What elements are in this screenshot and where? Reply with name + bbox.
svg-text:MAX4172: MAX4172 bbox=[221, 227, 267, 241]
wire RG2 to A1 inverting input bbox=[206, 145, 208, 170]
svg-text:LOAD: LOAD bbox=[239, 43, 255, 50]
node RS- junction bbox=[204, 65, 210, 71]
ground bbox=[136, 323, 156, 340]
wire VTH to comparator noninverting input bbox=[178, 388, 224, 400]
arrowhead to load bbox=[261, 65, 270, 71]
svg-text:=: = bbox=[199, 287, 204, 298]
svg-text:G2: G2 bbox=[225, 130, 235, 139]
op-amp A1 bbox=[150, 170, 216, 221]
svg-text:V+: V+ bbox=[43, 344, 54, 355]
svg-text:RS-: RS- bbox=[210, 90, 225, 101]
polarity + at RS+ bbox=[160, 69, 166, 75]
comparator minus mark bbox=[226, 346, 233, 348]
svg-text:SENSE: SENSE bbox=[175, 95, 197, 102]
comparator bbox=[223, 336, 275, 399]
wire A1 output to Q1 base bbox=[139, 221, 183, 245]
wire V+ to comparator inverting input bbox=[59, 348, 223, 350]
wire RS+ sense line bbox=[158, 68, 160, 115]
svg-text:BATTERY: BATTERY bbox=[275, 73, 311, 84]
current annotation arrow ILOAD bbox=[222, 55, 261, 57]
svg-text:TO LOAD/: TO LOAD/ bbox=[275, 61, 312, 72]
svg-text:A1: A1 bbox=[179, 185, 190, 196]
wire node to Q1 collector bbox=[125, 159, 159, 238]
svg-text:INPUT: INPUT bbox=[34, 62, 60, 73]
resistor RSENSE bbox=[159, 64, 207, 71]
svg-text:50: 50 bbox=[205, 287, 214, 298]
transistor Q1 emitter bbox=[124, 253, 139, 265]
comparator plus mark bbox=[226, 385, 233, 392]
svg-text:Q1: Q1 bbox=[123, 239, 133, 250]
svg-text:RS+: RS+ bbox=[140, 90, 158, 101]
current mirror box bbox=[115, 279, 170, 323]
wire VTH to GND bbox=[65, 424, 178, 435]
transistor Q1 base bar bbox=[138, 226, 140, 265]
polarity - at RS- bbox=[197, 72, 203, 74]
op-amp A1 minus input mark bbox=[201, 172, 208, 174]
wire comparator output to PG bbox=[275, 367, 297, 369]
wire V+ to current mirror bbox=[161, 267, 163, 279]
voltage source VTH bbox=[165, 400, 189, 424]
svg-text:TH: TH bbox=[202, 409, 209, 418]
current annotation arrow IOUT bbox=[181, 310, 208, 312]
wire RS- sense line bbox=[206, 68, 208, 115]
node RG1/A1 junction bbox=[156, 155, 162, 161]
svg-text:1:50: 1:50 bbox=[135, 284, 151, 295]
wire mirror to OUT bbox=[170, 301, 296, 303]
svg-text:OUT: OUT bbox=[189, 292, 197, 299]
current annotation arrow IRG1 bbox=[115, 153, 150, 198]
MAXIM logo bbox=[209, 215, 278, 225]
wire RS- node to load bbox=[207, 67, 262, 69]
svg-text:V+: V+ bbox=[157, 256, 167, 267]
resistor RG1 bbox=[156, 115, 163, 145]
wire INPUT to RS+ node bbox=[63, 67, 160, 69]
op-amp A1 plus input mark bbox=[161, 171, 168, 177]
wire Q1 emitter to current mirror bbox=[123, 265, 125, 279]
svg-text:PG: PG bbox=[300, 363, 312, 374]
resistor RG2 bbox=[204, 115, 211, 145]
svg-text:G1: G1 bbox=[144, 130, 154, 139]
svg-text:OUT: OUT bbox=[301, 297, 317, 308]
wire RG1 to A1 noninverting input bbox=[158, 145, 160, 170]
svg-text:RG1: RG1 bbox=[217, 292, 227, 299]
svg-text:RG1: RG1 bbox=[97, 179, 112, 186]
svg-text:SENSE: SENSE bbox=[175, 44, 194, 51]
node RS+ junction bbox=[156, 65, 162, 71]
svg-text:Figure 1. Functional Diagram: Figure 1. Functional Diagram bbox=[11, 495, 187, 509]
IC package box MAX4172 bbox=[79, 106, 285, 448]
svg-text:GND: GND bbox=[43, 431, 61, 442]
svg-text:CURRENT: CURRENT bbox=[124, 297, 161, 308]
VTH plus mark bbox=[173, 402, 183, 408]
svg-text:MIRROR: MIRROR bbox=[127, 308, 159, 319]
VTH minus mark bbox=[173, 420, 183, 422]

........

■ Kurze Übung ■
Stelle bitte alle Zeilen der Einträge oben als Markdown-Tabelle mit den Spalten „Nummer“ und „Zeile“ dar. Leerzeilen lässt du weg.

■ Schriftliche Lösung ■
| Nummer | Zeile |
|---|---|
| 1 | What elements are in this screenshot and where? Reply with name + bbox. |
| 2 | svg-text:MAX4172: MAX4172 bbox=[221, 227, 267, 241] |
| 3 | wire RG2 to A1 inverting input bbox=[206, 145, 208, 170] |
| 4 | svg-text:LOAD: LOAD bbox=[239, 43, 255, 50] |
| 5 | node RS- junction bbox=[204, 65, 210, 71] |
| 6 | ground bbox=[136, 323, 156, 340] |
| 7 | wire VTH to comparator noninverting input bbox=[178, 388, 224, 400] |
| 8 | arrowhead to load bbox=[261, 65, 270, 71] |
| 9 | svg-text:=: = bbox=[199, 287, 204, 298] |
| 10 | svg-text:G2: G2 bbox=[225, 130, 235, 139] |
| 11 | op-amp A1 bbox=[150, 170, 216, 221] |
| 12 | svg-text:V+: V+ bbox=[43, 344, 54, 355] |
| 13 | svg-text:RS-: RS- bbox=[210, 90, 225, 101] |
| 14 | polarity + at RS+ bbox=[160, 69, 166, 75] |
| 15 | comparator minus mark bbox=[226, 346, 233, 348] |
| 16 | svg-text:SENSE: SENSE bbox=[175, 95, 197, 102] |
| 17 | comparator bbox=[223, 336, 275, 399] |
| 18 | wire A1 output to Q1 base bbox=[139, 221, 183, 245] |
| 19 | wire V+ to comparator inverting input bbox=[59, 348, 223, 350] |
| 20 | wire RS+ sense line bbox=[158, 68, 160, 115] |
| 21 | svg-text:BATTERY: BATTERY bbox=[275, 73, 311, 84] |
| 22 | current annotation arrow ILOAD bbox=[222, 55, 261, 57] |
| 23 | svg-text:TO LOAD/: TO LOAD/ bbox=[275, 61, 312, 72] |
| 24 | svg-text:A1: A1 bbox=[179, 185, 190, 196] |
| 25 | wire node to Q1 collector bbox=[125, 159, 159, 238] |
| 26 | svg-text:INPUT: INPUT bbox=[34, 62, 60, 73] |
| 27 | resistor RSENSE bbox=[159, 64, 207, 71] |
| 28 | svg-text:50: 50 bbox=[205, 287, 214, 298] |
| 29 | transistor Q1 emitter bbox=[124, 253, 139, 265] |
| 30 | comparator plus mark bbox=[226, 385, 233, 392] |
| 31 | svg-text:Q1: Q1 bbox=[123, 239, 133, 250] |
| 32 | svg-text:RS+: RS+ bbox=[140, 90, 158, 101] |
| 33 | current mirror box bbox=[115, 279, 170, 323] |
| 34 | wire VTH to GND bbox=[65, 424, 178, 435] |
| 35 | transistor Q1 base bar bbox=[138, 226, 140, 265] |
| 36 | polarity - at RS- bbox=[197, 72, 203, 74] |
| 37 | op-amp A1 minus input mark bbox=[201, 172, 208, 174] |
| 38 | wire comparator output to PG bbox=[275, 367, 297, 369] |
| 39 | wire V+ to current mirror bbox=[161, 267, 163, 279] |
| 40 | voltage source VTH bbox=[165, 400, 189, 424] |
| 41 | svg-text:TH: TH bbox=[202, 409, 209, 418] |
| 42 | current annotation arrow IOUT bbox=[181, 310, 208, 312] |
| 43 | wire RS- sense line bbox=[206, 68, 208, 115] |
| 44 | node RG1/A1 junction bbox=[156, 155, 162, 161] |
| 45 | svg-text:1:50: 1:50 bbox=[135, 284, 151, 295] |
| 46 | wire mirror to OUT bbox=[170, 301, 296, 303] |
| 47 | svg-text:OUT: OUT bbox=[189, 292, 197, 299] |
| 48 | current annotation arrow IRG1 bbox=[115, 153, 150, 198] |
| 49 | MAXIM logo bbox=[209, 215, 278, 225] |
| 50 | wire RS- node to load bbox=[207, 67, 262, 69] |
| 51 | svg-text:V+: V+ bbox=[157, 256, 167, 267] |
| 52 | resistor RG1 bbox=[156, 115, 163, 145] |
| 53 | wire INPUT to RS+ node bbox=[63, 67, 160, 69] |
| 54 | op-amp A1 plus input mark bbox=[161, 171, 168, 177] |
| 55 | wire Q1 emitter to current mirror bbox=[123, 265, 125, 279] |
| 56 | svg-text:PG: PG bbox=[300, 363, 312, 374] |
| 57 | resistor RG2 bbox=[204, 115, 211, 145] |
| 58 | svg-text:G1: G1 bbox=[144, 130, 154, 139] |
| 59 | svg-text:OUT: OUT bbox=[301, 297, 317, 308] |
| 60 | wire RG1 to A1 noninverting input bbox=[158, 145, 160, 170] |
| 61 | svg-text:RG1: RG1 bbox=[217, 292, 227, 299] |
| 62 | svg-text:RG1: RG1 bbox=[97, 179, 112, 186] |
| 63 | svg-text:SENSE: SENSE bbox=[175, 44, 194, 51] |
| 64 | node RS+ junction bbox=[156, 65, 162, 71] |
| 65 | svg-text:Figure 1. Functional Diagram: Figure 1. Functional Diagram bbox=[11, 495, 187, 509] |
| 66 | IC package box MAX4172 bbox=[79, 106, 285, 448] |
| 67 | svg-text:GND: GND bbox=[43, 431, 61, 442] |
| 68 | svg-text:CURRENT: CURRENT bbox=[124, 297, 161, 308] |
| 69 | VTH plus mark bbox=[173, 402, 183, 408] |
| 70 | svg-text:MIRROR: MIRROR bbox=[127, 308, 159, 319] |
| 71 | VTH minus mark bbox=[173, 420, 183, 422] |